## START MATERIAL PROVIDED
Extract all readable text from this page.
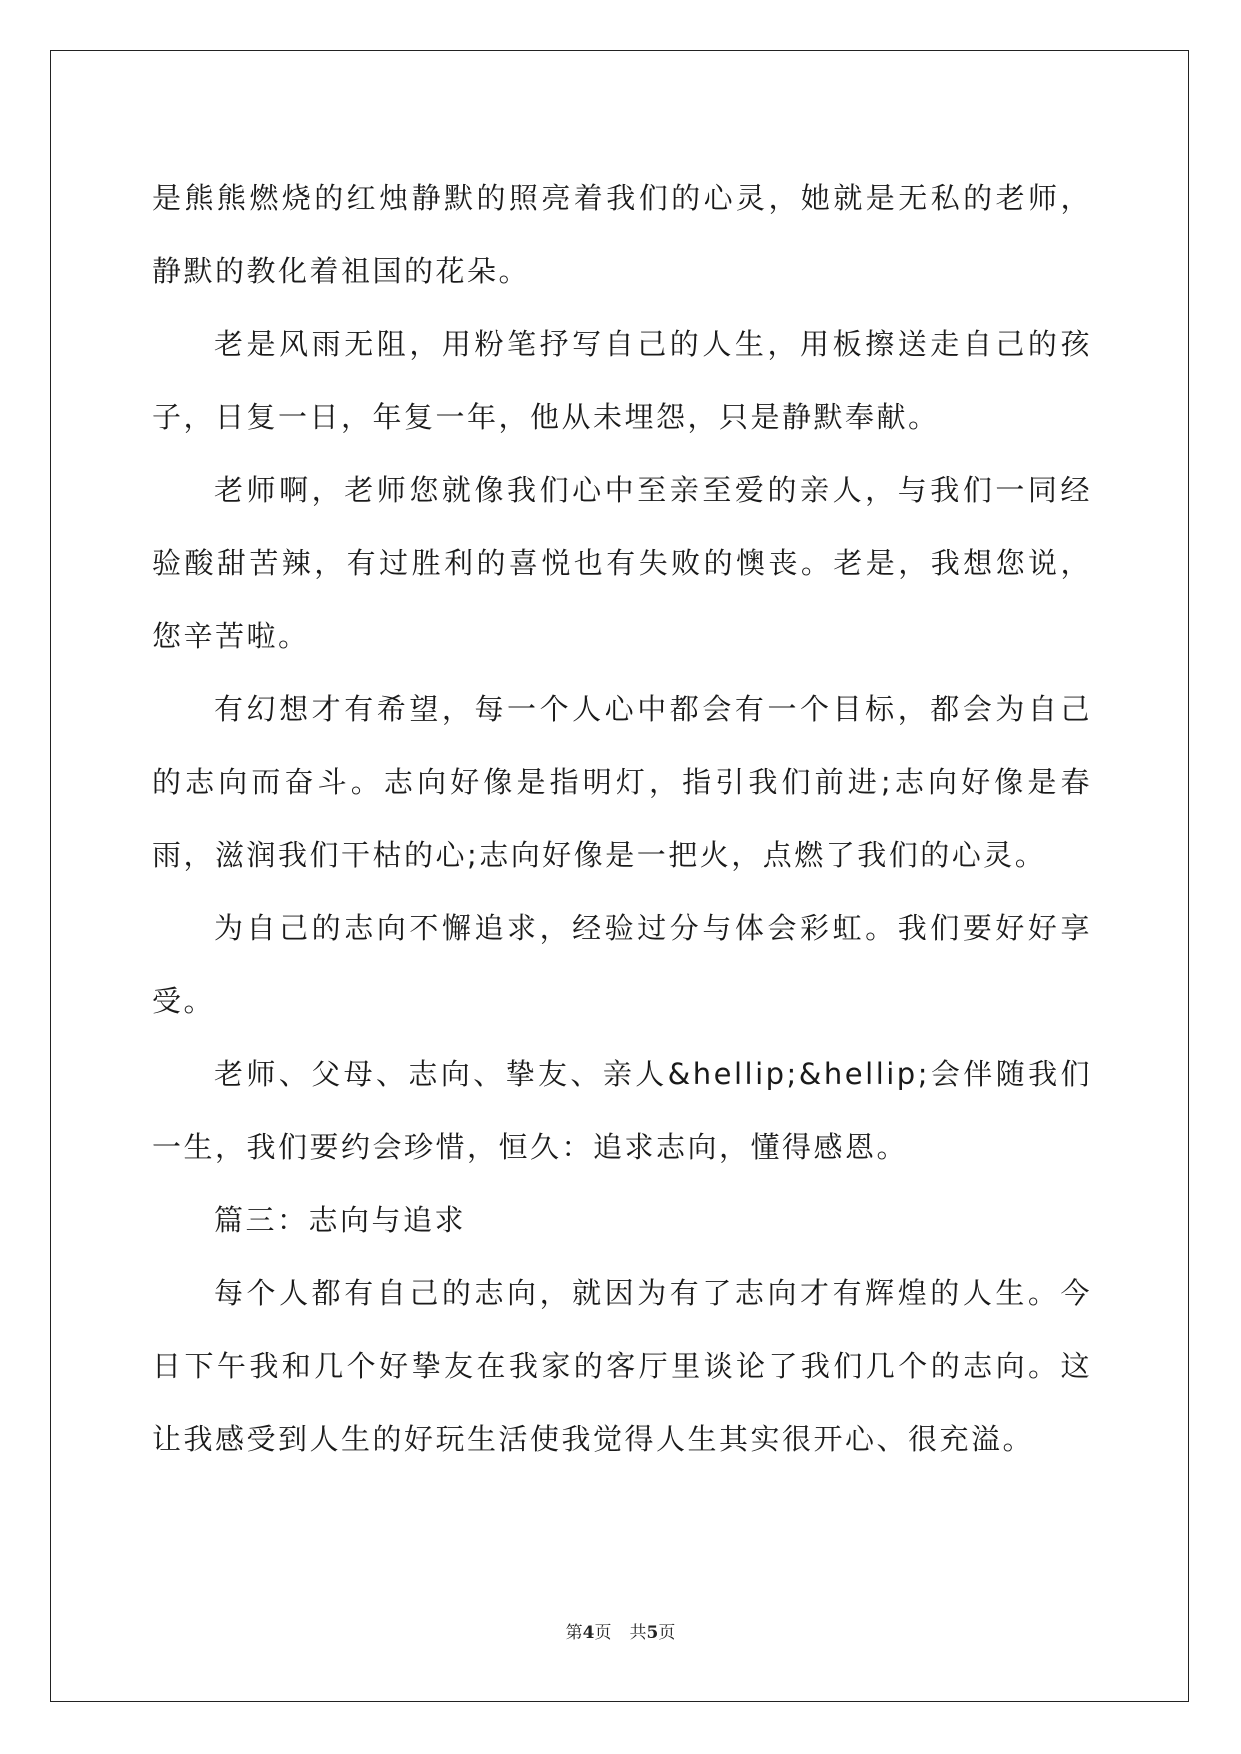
是熊熊燃烧的红烛静默的照亮着我们的心灵，她就是无私的老师，静默的教化着祖国的花朵。

老是风雨无阻，用粉笔抒写自己的人生，用板擦送走自己的孩子，日复一日，年复一年，他从未埋怨，只是静默奉献。

老师啊，老师您就像我们心中至亲至爱的亲人，与我们一同经验酸甜苦辣，有过胜利的喜悦也有失败的懊丧。老是，我想您说，您辛苦啦。

有幻想才有希望，每一个人心中都会有一个目标，都会为自己的志向而奋斗。志向好像是指明灯，指引我们前进;志向好像是春雨，滋润我们干枯的心;志向好像是一把火，点燃了我们的心灵。

为自己的志向不懈追求，经验过分与体会彩虹。我们要好好享受。

老师、父母、志向、挚友、亲人&hellip;&hellip;会伴随我们一生，我们要约会珍惜，恒久：追求志向，懂得感恩。

篇三：志向与追求

每个人都有自己的志向，就因为有了志向才有辉煌的人生。今日下午我和几个好挚友在我家的客厅里谈论了我们几个的志向。这让我感受到人生的好玩生活使我觉得人生其实很开心、很充溢。

第4页 共5页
## END MATERIAL PROVIDED
Output all of the entries verbatim, leaving out any images.

EXPECTED ANSWER
Extract all readable text from this page.
是熊熊燃烧的红烛静默的照亮着我们的心灵，她就是无私的老师，静默的教化着祖国的花朵。

老是风雨无阻，用粉笔抒写自己的人生，用板擦送走自己的孩子，日复一日，年复一年，他从未埋怨，只是静默奉献。

老师啊，老师您就像我们心中至亲至爱的亲人，与我们一同经验酸甜苦辣，有过胜利的喜悦也有失败的懊丧。老是，我想您说，您辛苦啦。

有幻想才有希望，每一个人心中都会有一个目标，都会为自己的志向而奋斗。志向好像是指明灯，指引我们前进;志向好像是春雨，滋润我们干枯的心;志向好像是一把火，点燃了我们的心灵。

为自己的志向不懈追求，经验过分与体会彩虹。我们要好好享受。

老师、父母、志向、挚友、亲人&hellip;&hellip;会伴随我们一生，我们要约会珍惜，恒久：追求志向，懂得感恩。

篇三：志向与追求

每个人都有自己的志向，就因为有了志向才有辉煌的人生。今日下午我和几个好挚友在我家的客厅里谈论了我们几个的志向。这让我感受到人生的好玩生活使我觉得人生其实很开心、很充溢。

第4页 共5页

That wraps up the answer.